• _DOCUMENT SEGMENT_:

——

Case ID: tex-ct-app_10/html/0120-01.html
Source: Caselaw Access Project
Author: {"author": "White, P. J.", "license": "Public Domain", "url": "https://static.case.law/"}
Date Created: 2024-08-24T03:29:51.129683

Aaron Stephens v. The State.
    1. Statement of Facts—Practice.—The trial judge at any time during the term of court, whilst in control of the record, is authorized, upon a proper representation that an error of omission or commission appears in the statement of facts, to correct the same according to the truth of the matter.
    2. Same.—After the statement has been agreed to, certified and filed, such correction should never be made except in most palpable cases of error, or upon the most satisfactory proof of the same. See the opinion for an instance wherein the court did not err in making the addenda complained of.
    3. Charge of the Court — Weight of Evidence.—A charge of the court that in effect instructs the jury that they must not look to other evidence-in the case if they believe the testimony of a witness to certain confessions of the defendant, is erroneous as being directly upon the weight of evidence. See the' opinion in extenso on the subject.
    Appeal from the District Court of Anderson. Tried below before the Hon. P. E. Edwards.
    The indictment charged the theft, on the 22d day of November, 1819, in Anderson county, of one hundred and thirty dollars in bills of various denominations, current money of the United States, the property of J. S. Sandifer. .Upon his trial the defendant was found guilty by the jury, and the punishment assessed was a four years’ term in the penitentiary.
    The substance of the testimony was that the defendant was employed by Sandifer to assist him repair a privy on the latter’s premises. When the two commenced work, Sandifer hung his coat, in the pocket of which was his pocket-book containing the money alleged to have been stolen, on a plank some three? or four feet distant from the privy. The defendant worked on that side of the privy and near the coat, and Sandifer worked on the opposite side, and while at work could not see the defendant. At one time while at work, Sandifer went a short distance from the privy to get a plank. The two were at work some fifteen or twenty minutes, and the defendant left the privy between one and five minutes before Sandifer quit work and went in to dinner. Sandifer did not notice the direction in which the defendant went.

——

• _WORK TO COMPLETE_:
1. According to the case report, what punishment did the jury assess against the defendant?
2. Continue the case report from the end of its last sentence.
The listing that follows has no connection to the case report above.

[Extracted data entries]
——

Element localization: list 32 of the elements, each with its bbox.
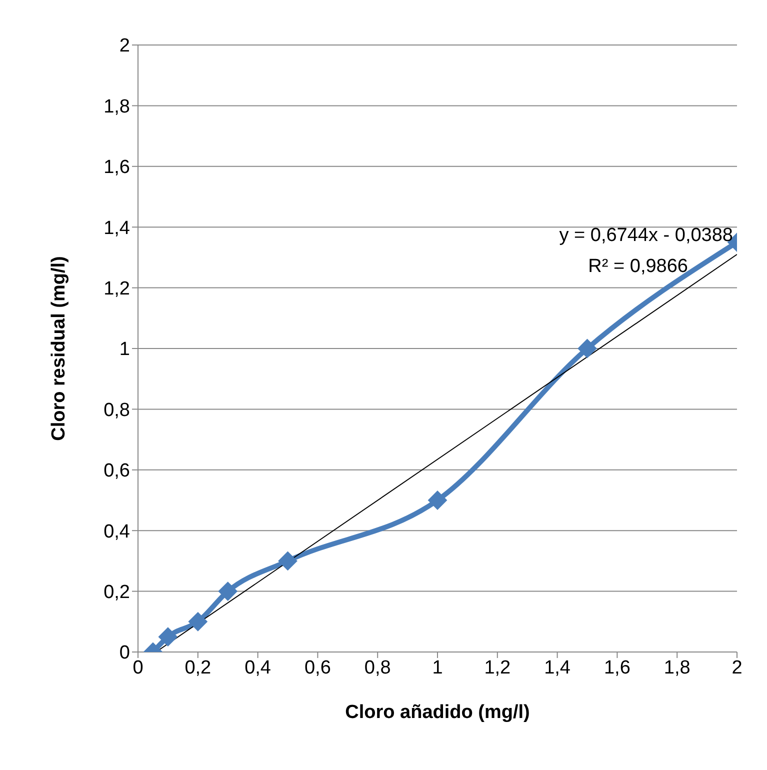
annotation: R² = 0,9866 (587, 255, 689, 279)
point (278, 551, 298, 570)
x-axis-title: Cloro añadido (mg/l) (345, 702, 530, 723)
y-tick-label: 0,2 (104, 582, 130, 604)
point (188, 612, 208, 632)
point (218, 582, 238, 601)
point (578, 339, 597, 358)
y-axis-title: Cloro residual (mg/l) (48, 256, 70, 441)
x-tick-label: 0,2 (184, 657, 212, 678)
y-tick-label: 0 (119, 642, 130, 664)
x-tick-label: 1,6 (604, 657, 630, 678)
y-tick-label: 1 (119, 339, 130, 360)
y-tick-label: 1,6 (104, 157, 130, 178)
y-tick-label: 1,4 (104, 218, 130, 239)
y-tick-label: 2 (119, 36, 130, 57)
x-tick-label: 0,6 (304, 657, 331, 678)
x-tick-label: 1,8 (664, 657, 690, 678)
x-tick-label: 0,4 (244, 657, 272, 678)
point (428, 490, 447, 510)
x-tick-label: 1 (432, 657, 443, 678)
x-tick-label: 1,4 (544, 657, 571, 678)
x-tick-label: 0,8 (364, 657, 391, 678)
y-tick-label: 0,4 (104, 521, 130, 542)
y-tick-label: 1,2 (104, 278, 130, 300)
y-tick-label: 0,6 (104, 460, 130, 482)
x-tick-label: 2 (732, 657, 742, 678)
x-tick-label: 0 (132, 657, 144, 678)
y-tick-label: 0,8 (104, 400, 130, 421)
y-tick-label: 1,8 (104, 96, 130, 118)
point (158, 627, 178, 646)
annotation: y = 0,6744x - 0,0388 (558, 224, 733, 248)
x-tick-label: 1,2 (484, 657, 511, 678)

——

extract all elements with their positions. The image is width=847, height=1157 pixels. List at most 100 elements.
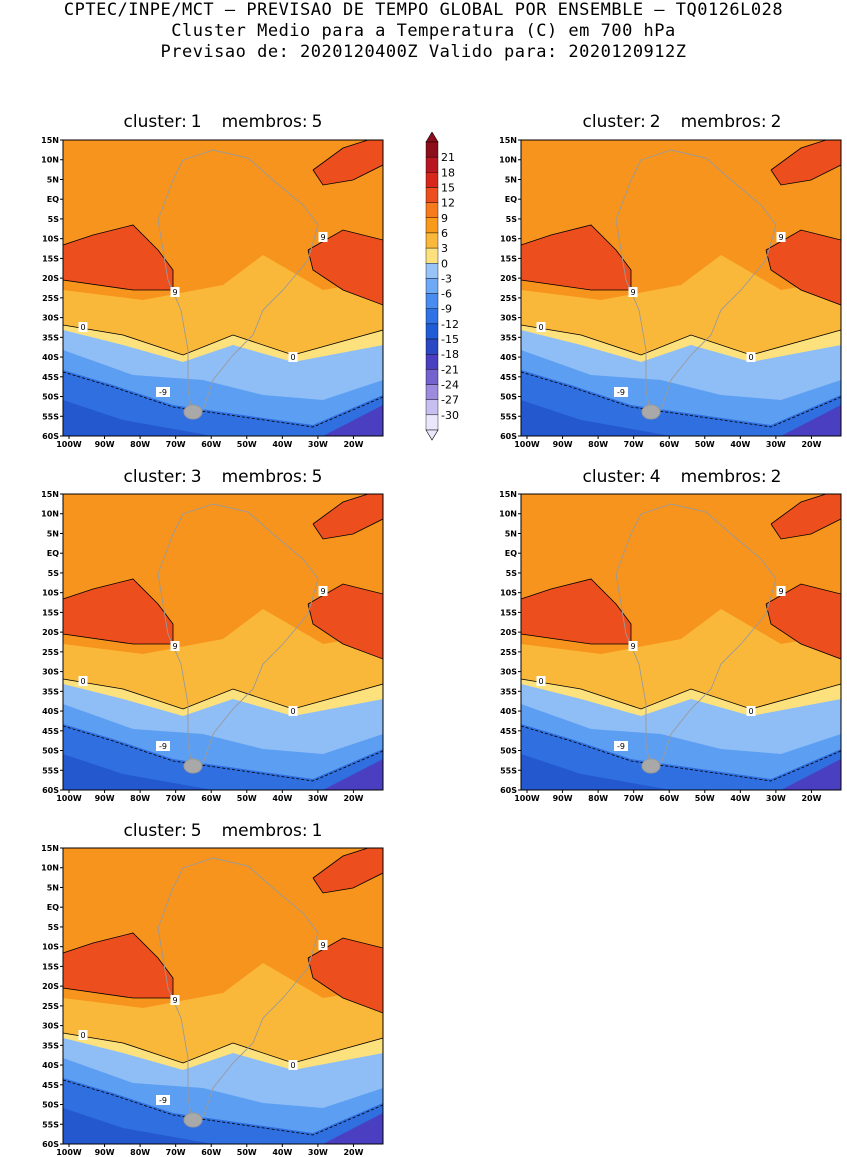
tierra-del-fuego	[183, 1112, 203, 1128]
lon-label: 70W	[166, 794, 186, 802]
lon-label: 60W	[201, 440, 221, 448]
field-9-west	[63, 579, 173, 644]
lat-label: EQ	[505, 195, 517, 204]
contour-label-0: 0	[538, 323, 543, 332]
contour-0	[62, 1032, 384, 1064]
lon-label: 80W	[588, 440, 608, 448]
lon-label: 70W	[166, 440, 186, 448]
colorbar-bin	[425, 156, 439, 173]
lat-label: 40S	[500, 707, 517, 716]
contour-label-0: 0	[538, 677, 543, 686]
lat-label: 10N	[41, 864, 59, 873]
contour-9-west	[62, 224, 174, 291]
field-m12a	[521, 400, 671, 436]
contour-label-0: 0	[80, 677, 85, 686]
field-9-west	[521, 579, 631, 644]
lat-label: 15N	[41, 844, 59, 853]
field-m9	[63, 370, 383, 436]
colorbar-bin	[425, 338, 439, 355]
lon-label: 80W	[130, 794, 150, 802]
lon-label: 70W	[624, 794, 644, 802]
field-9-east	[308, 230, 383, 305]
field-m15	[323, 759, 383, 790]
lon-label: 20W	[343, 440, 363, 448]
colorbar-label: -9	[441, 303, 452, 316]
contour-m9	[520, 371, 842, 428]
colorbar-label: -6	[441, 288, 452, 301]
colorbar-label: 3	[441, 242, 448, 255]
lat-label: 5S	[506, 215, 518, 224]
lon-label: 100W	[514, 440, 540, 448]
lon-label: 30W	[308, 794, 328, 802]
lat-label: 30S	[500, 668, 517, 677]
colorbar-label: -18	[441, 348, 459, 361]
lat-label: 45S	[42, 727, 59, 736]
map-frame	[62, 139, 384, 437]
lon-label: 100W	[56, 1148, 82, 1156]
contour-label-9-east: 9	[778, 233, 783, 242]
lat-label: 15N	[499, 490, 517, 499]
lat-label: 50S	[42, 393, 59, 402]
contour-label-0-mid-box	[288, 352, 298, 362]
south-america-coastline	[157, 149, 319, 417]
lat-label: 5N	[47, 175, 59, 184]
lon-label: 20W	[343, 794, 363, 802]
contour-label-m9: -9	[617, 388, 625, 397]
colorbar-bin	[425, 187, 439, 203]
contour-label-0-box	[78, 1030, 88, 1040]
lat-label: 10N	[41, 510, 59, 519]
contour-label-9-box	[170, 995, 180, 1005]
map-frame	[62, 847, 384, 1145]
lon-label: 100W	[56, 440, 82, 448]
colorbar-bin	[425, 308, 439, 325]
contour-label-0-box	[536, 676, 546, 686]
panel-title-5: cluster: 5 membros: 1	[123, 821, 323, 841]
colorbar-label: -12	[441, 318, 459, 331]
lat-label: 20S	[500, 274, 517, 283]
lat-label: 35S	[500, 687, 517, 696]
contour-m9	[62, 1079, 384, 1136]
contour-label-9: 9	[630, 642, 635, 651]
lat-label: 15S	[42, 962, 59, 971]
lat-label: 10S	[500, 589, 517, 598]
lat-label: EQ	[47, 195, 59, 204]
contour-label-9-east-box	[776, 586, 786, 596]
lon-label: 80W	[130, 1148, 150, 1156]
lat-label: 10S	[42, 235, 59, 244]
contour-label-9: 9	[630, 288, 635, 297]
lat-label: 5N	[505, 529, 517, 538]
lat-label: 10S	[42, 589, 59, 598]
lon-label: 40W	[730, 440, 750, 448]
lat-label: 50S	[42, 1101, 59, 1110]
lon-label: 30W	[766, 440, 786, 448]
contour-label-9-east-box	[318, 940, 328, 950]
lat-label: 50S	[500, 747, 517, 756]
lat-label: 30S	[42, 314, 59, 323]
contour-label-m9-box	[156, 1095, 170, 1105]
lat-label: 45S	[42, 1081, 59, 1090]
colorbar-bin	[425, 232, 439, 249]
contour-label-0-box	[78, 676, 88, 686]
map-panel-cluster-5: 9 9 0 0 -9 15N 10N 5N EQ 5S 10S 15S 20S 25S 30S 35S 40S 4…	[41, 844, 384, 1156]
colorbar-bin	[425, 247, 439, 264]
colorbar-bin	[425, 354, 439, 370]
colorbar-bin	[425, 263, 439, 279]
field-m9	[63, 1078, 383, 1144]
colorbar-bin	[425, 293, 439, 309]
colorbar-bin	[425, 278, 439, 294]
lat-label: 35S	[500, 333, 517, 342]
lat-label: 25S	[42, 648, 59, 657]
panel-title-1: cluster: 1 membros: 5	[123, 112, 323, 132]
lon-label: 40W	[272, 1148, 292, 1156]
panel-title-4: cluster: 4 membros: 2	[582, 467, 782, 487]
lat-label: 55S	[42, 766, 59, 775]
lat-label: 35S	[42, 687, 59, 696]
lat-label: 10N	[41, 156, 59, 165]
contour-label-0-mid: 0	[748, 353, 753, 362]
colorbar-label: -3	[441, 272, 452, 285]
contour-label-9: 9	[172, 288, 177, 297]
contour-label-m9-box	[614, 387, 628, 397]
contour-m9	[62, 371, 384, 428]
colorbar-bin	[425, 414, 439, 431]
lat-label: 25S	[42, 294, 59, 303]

——

• _ANSWER LIST_:
1. A four years' term in the penitentiary.

2.
    Within five minutes after entering the house Sandifer remembered having left his coat where he hung it, and returned for it, and found his coat where he had hung it, but the pocket-book and money were missing. He found, on the ground under his coat, a paper that he had left hi his coat pocket. The witness, Sandifer, when he returned for his coat saw a negro woman pass through the back gate of his yard, with a bucket of water, going to a negro-house some thirty feet distant, and passing within ten feet of where the coat was hanging; but she did not stop. The privy stood in an open lot through which persons were in the habit of passing in going to and from dinner, but he saw no one pass when himself and defendant were at work or between the time defendant left and he returned for his coat and money.
    William Barbour testified substantially that, a short time after the theft of the money, Sandifer told him who he suspected, and proposed to witness to pay him $25 if he would put him on the track of its recovery. Some two or three weeks after this conversation with Sandifer, defendant handed witness a twenty-dollar bill and asked him to get it changed. Witness took the money into a neighboring store and purchased twenty-five cents worth of tobacco, receiving $19.75 in change. The defendant then instructed witness to give the change to Ann Grodfy, to keep for him. The witness remarked to the defendant, “You seem to be rising,” and defendant answered, “People say I am building houses and buying land with Sandif er’s money. ” Witness asked, “Do they 2 ” and defendant replied, “Yes, but they can’t prove anything, and besides they can’t hurt me any how; I didn’t take it out of the pocket, but picked it up off of the ground under the coat.” Witness asked, “ Where ib the-pocket-book?” and he replied, “Oh! that’s gone to h—1 long ago, and that will never be a witness against me.”
    Subsequent to the defendant’s first arrest and discharge, the witness, according to his testimony, had another conversation with defendant, during the course of which the ■ defendant said to him that Sandifer had visited him in jail during his confinement, and, telling him that he knew some of the money had been spent, proposed to defendant that if he would return $15, he would be satisfied. Defendant then asked witness if he thought Sandifer would have carried out the proposition. The witness replied in the affirmative, and defendant said, “ByG—d, I was afraid to trust him. ” The defendant was not under arrest when this conversation occurred. .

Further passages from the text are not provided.